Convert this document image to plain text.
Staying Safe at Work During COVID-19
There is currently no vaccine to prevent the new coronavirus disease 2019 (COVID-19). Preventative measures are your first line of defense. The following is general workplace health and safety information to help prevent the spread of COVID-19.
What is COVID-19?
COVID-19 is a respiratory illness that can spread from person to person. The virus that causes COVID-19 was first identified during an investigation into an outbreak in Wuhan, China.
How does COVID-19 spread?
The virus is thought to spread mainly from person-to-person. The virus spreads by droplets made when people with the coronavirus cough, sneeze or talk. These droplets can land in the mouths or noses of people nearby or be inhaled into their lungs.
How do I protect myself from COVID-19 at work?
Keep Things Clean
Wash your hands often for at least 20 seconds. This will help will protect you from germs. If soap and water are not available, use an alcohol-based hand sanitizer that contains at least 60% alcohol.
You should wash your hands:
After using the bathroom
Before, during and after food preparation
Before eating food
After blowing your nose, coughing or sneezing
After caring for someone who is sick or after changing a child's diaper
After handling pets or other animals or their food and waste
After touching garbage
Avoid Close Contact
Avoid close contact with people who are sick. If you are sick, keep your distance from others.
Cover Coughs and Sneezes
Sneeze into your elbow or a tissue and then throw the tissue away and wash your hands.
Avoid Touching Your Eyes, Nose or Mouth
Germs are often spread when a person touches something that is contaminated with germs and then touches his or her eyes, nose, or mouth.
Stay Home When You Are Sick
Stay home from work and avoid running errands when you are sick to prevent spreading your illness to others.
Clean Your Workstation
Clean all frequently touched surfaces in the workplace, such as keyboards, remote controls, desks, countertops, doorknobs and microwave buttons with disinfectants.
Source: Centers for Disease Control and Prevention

◇ ◇ ◇ ◇

• _What is being asked_
Output every record in full, exactly as it was given.

• _Result below_
Convert this document image to plain text.
Staying Safe at Work During COVID-19
There is currently no vaccine to prevent the new coronavirus disease 2019 (COVID-19). Preventative measures are your first line of defense. The following is general workplace health and safety information to help prevent the spread of COVID-19.
What is COVID-19?
COVID-19 is a respiratory illness that can spread from person to person. The virus that causes COVID-19 was first identified during an investigation into an outbreak in Wuhan, China.
How does COVID-19 spread?
The virus is thought to spread mainly from person-to-person. The virus spreads by droplets made when people with the coronavirus cough, sneeze or talk. These droplets can land in the mouths or noses of people nearby or be inhaled into their lungs.
How do I protect myself from COVID-19 at work?
Keep Things Clean
Wash your hands often for at least 20 seconds. This will help will protect you from germs. If soap and water are not available, use an alcohol-based hand sanitizer that contains at least 60% alcohol.
You should wash your hands:
After using the bathroom
Before, during and after food preparation
Before eating food
After blowing your nose, coughing or sneezing
After caring for someone who is sick or after changing a child's diaper
After handling pets or other animals or their food and waste
After touching garbage
Avoid Close Contact
Avoid close contact with people who are sick. If you are sick, keep your distance from others.
Cover Coughs and Sneezes
Sneeze into your elbow or a tissue and then throw the tissue away and wash your hands.
Avoid Touching Your Eyes, Nose or Mouth
Germs are often spread when a person touches something that is contaminated with germs and then touches his or her eyes, nose, or mouth.
Stay Home When You Are Sick
Stay home from work and avoid running errands when you are sick to prevent spreading your illness to others.
Clean Your Workstation
Clean all frequently touched surfaces in the workplace, such as keyboards, remote controls, desks, countertops, doorknobs and microwave buttons with disinfectants.
Source: Centers for Disease Control and Prevention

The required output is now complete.